(Dataset records)
§ §
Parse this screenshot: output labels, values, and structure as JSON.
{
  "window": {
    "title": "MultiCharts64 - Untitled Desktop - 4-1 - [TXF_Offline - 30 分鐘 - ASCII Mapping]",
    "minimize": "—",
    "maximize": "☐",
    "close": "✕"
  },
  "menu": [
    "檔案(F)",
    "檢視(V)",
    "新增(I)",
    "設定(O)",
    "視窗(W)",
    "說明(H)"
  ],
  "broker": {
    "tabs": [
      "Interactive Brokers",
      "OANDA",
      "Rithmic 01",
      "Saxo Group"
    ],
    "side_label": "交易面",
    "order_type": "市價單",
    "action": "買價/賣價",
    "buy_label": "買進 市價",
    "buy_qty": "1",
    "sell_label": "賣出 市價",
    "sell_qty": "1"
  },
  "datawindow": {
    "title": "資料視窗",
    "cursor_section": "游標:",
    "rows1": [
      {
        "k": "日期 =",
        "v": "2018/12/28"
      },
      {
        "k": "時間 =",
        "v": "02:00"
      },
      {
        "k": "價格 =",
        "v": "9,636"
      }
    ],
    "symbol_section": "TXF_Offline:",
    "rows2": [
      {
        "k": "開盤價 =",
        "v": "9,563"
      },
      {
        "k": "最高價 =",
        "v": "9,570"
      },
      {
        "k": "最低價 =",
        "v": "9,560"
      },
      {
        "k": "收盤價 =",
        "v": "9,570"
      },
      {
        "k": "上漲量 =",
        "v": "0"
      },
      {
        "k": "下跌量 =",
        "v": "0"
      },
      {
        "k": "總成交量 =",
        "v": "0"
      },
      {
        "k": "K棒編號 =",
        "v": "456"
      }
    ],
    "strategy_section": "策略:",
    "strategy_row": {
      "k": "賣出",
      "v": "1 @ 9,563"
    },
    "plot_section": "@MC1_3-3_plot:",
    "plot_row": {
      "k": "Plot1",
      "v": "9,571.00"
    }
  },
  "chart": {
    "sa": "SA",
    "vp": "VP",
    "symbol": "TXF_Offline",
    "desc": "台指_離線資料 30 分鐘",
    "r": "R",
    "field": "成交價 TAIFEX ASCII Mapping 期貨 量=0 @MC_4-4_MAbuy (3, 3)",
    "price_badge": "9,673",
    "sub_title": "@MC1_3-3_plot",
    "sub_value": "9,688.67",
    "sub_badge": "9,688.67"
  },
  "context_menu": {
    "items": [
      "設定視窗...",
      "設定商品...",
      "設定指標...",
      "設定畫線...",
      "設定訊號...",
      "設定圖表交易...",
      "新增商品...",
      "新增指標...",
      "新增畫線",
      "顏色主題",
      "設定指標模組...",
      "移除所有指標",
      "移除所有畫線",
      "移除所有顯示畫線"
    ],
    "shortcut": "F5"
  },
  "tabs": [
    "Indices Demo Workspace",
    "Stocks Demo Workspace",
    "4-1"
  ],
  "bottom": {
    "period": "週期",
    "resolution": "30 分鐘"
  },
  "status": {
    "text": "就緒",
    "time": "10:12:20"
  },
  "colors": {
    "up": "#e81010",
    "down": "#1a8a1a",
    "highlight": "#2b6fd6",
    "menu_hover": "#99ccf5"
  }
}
§ §
§ **Task details**
In the records above, locate every line with the string "Mapping" and copy it.

§ **In response**
    "title": "MultiCharts64 - Untitled Desktop - 4-1 - [TXF_Offline - 30 分鐘 - ASCII Mapping]",
    "field": "成交價 TAIFEX ASCII Mapping 期貨 量=0 @MC_4-4_MAbuy (3, 3)",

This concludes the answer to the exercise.